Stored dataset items
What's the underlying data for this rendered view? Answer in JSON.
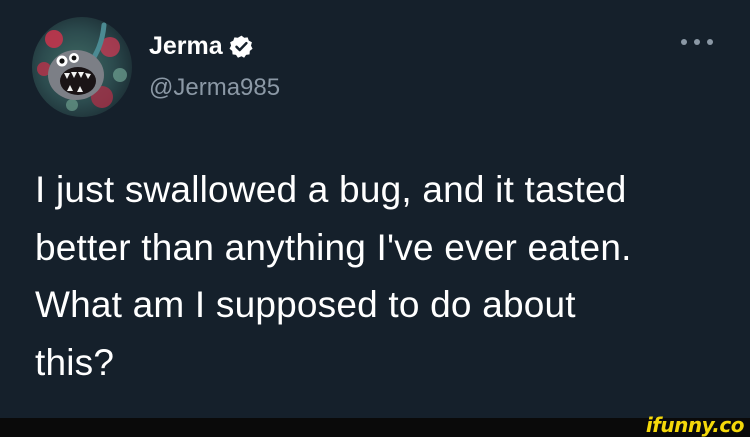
{
  "author": {
    "name": "Jerma",
    "handle": "@Jerma985",
    "verified": true,
    "avatar": "avatar-image"
  },
  "menu": {
    "icon": "more-horizontal-icon"
  },
  "tweet": {
    "lines": [
      "I just swallowed a bug, and it tasted",
      "better than anything I've ever eaten.",
      "What am I supposed to do about",
      "this?"
    ]
  },
  "watermark": {
    "text": "ifunny.co"
  },
  "colors": {
    "background": "#15202b",
    "text": "#ffffff",
    "secondary_text": "#8b98a5",
    "verified_badge": "#ffffff",
    "watermark": "#f5d90a"
  }
}
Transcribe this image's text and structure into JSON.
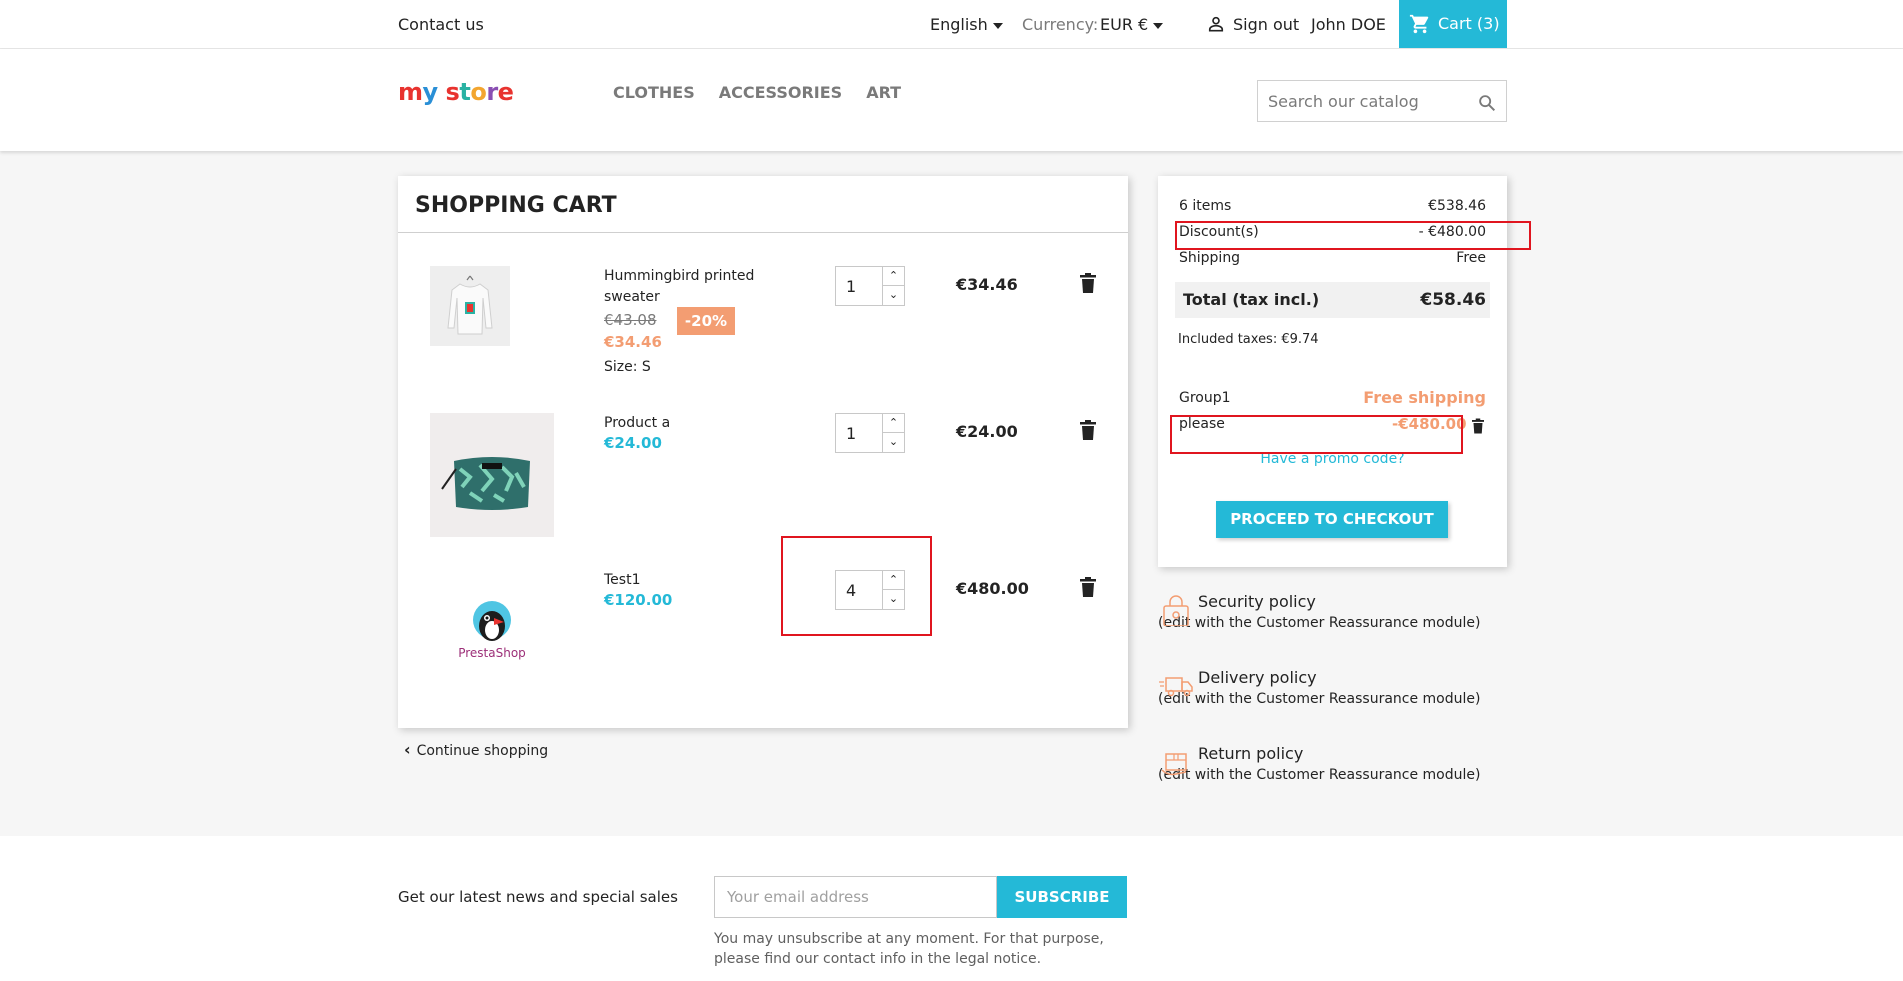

■ YOUR OBJECTIVE: Repeat the material above verbatim, with no pictures in the output.

■ REPLY:
What's the underlying data for this rendered view? Answer in JSON.
{
  "author": {
    "name": "Jerma",
    "handle": "@Jerma985",
    "verified": true,
    "avatar": "avatar-image"
  },
  "menu": {
    "icon": "more-horizontal-icon"
  },
  "tweet": {
    "lines": [
      "I just swallowed a bug, and it tasted",
      "better than anything I've ever eaten.",
      "What am I supposed to do about",
      "this?"
    ]
  },
  "watermark": {
    "text": "ifunny.co"
  },
  "colors": {
    "background": "#15202b",
    "text": "#ffffff",
    "secondary_text": "#8b98a5",
    "verified_badge": "#ffffff",
    "watermark": "#f5d90a"
  }
}
Transcribe this image's text and structure into JSON.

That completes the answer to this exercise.